▶ _Problema proposto_
Trascriva senza alcuna modifica il tratto delle registrazioni che si apre con la riga contenente "Patent image size: (943, 1188)." e si chiude con la riga contenente "The transparent resin plate 24 is", entrambe comprese.

▶ _Estratto dei dati_

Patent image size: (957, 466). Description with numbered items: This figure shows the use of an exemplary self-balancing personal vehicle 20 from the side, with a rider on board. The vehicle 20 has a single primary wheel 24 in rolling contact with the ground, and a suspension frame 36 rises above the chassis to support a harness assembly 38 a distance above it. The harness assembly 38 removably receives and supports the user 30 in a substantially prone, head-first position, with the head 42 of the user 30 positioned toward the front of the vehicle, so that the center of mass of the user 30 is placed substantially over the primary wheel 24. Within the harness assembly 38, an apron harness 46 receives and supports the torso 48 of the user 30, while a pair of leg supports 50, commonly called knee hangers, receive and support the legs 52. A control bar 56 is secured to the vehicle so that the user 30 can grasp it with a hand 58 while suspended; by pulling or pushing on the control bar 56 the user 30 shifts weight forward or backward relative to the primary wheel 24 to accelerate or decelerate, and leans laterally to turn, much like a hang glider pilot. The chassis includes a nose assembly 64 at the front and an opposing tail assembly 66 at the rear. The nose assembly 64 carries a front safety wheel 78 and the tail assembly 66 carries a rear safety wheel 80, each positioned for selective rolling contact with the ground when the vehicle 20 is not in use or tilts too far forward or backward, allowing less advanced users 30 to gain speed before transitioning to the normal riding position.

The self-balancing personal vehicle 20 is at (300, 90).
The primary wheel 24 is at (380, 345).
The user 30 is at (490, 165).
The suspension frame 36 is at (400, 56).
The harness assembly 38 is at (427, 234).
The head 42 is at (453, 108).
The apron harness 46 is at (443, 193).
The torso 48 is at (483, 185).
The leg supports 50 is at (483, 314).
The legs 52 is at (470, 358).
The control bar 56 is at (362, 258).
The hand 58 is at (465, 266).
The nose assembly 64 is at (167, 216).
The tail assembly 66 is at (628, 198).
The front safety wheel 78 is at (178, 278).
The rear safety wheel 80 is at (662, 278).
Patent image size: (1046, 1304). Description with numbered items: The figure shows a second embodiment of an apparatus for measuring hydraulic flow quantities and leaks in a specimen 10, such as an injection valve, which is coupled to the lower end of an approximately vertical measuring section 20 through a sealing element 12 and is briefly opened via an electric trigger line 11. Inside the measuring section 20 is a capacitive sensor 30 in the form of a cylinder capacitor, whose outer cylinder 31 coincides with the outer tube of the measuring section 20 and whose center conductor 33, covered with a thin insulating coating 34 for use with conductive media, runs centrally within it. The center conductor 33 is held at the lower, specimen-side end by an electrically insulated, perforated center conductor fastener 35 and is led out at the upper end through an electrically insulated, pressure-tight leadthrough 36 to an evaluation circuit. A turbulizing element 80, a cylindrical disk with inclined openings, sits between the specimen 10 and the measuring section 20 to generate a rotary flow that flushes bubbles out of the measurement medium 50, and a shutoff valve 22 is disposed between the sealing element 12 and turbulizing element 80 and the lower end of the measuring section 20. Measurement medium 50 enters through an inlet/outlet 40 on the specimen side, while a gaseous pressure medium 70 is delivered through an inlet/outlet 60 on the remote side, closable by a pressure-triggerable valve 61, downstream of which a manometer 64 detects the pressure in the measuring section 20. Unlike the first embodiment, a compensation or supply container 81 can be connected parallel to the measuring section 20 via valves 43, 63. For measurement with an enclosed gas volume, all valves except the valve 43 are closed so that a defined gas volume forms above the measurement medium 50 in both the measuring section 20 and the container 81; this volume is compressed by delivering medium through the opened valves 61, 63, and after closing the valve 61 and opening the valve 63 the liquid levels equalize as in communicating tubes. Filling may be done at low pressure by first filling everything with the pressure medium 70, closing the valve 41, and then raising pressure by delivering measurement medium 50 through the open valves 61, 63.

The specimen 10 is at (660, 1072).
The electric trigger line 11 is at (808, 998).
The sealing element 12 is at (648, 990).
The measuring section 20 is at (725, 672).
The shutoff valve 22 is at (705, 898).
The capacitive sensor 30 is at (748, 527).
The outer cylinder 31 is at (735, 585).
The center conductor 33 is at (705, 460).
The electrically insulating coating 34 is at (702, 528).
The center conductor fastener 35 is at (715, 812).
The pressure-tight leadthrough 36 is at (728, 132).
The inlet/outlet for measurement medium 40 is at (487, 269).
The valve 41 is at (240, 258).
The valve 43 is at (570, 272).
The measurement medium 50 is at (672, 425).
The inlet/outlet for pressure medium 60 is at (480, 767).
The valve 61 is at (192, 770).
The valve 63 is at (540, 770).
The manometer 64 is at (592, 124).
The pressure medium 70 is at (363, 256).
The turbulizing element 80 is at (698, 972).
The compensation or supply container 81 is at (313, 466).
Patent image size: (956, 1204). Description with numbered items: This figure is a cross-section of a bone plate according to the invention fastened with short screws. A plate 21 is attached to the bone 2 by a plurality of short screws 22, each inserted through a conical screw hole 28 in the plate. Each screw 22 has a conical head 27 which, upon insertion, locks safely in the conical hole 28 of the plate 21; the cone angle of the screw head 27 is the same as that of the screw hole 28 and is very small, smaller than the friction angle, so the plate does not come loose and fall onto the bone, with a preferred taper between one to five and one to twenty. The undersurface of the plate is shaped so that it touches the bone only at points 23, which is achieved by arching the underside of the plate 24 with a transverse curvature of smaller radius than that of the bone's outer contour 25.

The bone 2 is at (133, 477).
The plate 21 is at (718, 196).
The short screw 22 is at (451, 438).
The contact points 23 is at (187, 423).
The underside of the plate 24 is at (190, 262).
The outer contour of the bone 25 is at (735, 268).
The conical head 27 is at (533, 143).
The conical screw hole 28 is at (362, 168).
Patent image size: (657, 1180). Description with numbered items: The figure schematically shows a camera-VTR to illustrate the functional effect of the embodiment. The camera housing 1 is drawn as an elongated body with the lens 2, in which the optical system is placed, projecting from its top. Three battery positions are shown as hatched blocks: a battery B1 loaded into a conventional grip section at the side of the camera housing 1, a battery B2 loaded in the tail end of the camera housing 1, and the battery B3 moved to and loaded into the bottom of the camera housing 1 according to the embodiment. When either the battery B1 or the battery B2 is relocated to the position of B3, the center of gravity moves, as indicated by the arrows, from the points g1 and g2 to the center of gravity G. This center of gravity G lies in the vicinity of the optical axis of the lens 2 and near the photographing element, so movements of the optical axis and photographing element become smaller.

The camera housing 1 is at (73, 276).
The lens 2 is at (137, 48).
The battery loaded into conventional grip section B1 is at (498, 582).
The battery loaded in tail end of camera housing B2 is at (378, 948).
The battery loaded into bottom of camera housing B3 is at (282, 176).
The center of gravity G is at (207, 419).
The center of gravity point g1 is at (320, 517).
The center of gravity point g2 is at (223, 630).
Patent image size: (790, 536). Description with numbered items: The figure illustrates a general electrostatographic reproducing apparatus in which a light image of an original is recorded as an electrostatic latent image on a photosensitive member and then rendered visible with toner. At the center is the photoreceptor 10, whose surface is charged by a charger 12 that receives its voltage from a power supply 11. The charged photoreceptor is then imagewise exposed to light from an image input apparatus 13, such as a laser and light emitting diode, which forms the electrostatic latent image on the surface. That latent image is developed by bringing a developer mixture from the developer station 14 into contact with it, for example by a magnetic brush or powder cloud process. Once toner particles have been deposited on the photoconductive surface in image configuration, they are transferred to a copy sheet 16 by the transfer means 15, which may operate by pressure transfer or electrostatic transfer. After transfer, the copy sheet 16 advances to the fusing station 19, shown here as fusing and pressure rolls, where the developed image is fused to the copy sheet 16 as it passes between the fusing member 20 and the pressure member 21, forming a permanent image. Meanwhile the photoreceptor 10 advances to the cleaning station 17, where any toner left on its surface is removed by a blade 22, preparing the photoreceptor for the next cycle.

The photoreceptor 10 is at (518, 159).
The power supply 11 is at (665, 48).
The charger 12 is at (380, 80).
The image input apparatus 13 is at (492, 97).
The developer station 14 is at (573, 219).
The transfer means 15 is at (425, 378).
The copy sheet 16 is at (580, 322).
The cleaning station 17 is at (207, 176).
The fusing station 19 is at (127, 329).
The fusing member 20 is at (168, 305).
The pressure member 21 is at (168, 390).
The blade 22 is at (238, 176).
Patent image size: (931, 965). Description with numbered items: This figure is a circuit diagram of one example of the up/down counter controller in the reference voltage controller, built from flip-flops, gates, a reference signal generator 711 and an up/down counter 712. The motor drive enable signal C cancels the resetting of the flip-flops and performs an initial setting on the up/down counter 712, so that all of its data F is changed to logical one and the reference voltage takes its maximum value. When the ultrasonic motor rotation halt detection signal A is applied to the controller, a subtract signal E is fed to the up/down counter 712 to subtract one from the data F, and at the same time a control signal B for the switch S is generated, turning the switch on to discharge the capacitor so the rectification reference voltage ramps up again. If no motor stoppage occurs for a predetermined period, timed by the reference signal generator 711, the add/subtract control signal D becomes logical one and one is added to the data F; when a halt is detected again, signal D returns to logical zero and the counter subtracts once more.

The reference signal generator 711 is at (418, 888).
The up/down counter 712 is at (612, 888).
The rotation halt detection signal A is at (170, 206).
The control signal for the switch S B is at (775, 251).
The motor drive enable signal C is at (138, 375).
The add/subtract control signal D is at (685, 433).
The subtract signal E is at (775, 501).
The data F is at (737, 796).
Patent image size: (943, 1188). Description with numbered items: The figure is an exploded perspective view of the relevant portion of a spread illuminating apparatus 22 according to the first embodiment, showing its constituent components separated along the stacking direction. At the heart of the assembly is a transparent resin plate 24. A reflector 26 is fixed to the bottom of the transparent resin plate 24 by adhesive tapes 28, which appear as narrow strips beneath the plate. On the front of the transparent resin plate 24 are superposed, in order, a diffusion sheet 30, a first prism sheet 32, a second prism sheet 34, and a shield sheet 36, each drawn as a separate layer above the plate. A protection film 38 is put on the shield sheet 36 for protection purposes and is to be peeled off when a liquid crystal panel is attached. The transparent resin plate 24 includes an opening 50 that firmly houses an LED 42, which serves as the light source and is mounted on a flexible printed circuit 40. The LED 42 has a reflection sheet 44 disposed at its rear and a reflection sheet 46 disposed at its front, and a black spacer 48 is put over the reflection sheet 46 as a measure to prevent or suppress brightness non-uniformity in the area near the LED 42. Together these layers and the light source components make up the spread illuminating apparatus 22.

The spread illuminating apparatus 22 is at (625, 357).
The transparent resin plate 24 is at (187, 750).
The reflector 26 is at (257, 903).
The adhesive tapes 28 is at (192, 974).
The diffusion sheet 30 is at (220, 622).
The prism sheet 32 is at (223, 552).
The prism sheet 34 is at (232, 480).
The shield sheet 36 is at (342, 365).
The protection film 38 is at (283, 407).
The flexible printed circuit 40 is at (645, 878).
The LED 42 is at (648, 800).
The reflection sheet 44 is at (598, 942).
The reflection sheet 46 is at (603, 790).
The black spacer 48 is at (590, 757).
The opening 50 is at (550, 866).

▶ _Risposta scritta_
Patent image size: (943, 1188). Description with numbered items: The figure is an exploded perspective view of the relevant portion of a spread illuminating apparatus 22 according to the first embodiment, showing its constituent components separated along the stacking direction. At the heart of the assembly is a transparent resin plate 24. A reflector 26 is fixed to the bottom of the transparent resin plate 24 by adhesive tapes 28, which appear as narrow strips beneath the plate. On the front of the transparent resin plate 24 are superposed, in order, a diffusion sheet 30, a first prism sheet 32, a second prism sheet 34, and a shield sheet 36, each drawn as a separate layer above the plate. A protection film 38 is put on the shield sheet 36 for protection purposes and is to be peeled off when a liquid crystal panel is attached. The transparent resin plate 24 includes an opening 50 that firmly houses an LED 42, which serves as the light source and is mounted on a flexible printed circuit 40. The LED 42 has a reflection sheet 44 disposed at its rear and a reflection sheet 46 disposed at its front, and a black spacer 48 is put over the reflection sheet 46 as a measure to prevent or suppress brightness non-uniformity in the area near the LED 42. Together these layers and the light source components make up the spread illuminating apparatus 22.

The spread illuminating apparatus 22 is at (625, 357).
The transparent resin plate 24 is at (187, 750).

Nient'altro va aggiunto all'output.